──────── Material to process ────────
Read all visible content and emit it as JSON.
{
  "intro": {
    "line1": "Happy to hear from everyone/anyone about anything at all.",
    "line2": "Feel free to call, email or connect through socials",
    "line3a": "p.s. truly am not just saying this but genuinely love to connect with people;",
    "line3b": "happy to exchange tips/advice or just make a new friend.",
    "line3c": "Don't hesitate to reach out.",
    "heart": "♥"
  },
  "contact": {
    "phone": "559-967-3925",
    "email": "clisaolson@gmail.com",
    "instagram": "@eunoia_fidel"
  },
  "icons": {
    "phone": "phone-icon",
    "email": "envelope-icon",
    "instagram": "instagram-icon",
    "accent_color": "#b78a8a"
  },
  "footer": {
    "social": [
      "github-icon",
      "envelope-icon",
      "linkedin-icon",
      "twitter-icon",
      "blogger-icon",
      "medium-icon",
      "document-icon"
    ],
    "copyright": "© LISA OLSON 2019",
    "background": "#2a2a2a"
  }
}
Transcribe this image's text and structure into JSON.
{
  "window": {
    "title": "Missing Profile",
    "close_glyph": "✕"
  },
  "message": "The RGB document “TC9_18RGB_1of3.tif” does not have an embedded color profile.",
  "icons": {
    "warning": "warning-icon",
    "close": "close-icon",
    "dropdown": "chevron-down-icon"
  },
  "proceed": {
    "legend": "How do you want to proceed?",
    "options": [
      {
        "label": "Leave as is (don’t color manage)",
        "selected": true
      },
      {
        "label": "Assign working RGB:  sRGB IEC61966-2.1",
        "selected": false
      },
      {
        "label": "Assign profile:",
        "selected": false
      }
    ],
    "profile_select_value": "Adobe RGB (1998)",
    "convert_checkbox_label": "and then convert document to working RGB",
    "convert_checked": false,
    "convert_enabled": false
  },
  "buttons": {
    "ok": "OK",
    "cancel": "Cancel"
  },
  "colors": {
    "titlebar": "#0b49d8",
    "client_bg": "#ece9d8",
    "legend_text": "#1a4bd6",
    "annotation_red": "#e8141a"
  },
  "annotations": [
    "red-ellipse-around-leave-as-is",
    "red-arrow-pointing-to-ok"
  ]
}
────────
What to produce
Retype the listing exactly, in full.

Written solution
Read all visible content and emit it as JSON.
{
  "intro": {
    "line1": "Happy to hear from everyone/anyone about anything at all.",
    "line2": "Feel free to call, email or connect through socials",
    "line3a": "p.s. truly am not just saying this but genuinely love to connect with people;",
    "line3b": "happy to exchange tips/advice or just make a new friend.",
    "line3c": "Don't hesitate to reach out.",
    "heart": "♥"
  },
  "contact": {
    "phone": "559-967-3925",
    "email": "clisaolson@gmail.com",
    "instagram": "@eunoia_fidel"
  },
  "icons": {
    "phone": "phone-icon",
    "email": "envelope-icon",
    "instagram": "instagram-icon",
    "accent_color": "#b78a8a"
  },
  "footer": {
    "social": [
      "github-icon",
      "envelope-icon",
      "linkedin-icon",
      "twitter-icon",
      "blogger-icon",
      "medium-icon",
      "document-icon"
    ],
    "copyright": "© LISA OLSON 2019",
    "background": "#2a2a2a"
  }
}
Transcribe this image's text and structure into JSON.
{
  "window": {
    "title": "Missing Profile",
    "close_glyph": "✕"
  },
  "message": "The RGB document “TC9_18RGB_1of3.tif” does not have an embedded color profile.",
  "icons": {
    "warning": "warning-icon",
    "close": "close-icon",
    "dropdown": "chevron-down-icon"
  },
  "proceed": {
    "legend": "How do you want to proceed?",
    "options": [
      {
        "label": "Leave as is (don’t color manage)",
        "selected": true
      },
      {
        "label": "Assign working RGB:  sRGB IEC61966-2.1",
        "selected": false
      },
      {
        "label": "Assign profile:",
        "selected": false
      }
    ],
    "profile_select_value": "Adobe RGB (1998)",
    "convert_checkbox_label": "and then convert document to working RGB",
    "convert_checked": false,
    "convert_enabled": false
  },
  "buttons": {
    "ok": "OK",
    "cancel": "Cancel"
  },
  "colors": {
    "titlebar": "#0b49d8",
    "client_bg": "#ece9d8",
    "legend_text": "#1a4bd6",
    "annotation_red": "#e8141a"
  },
  "annotations": [
    "red-ellipse-around-leave-as-is",
    "red-arrow-pointing-to-ok"
  ]
}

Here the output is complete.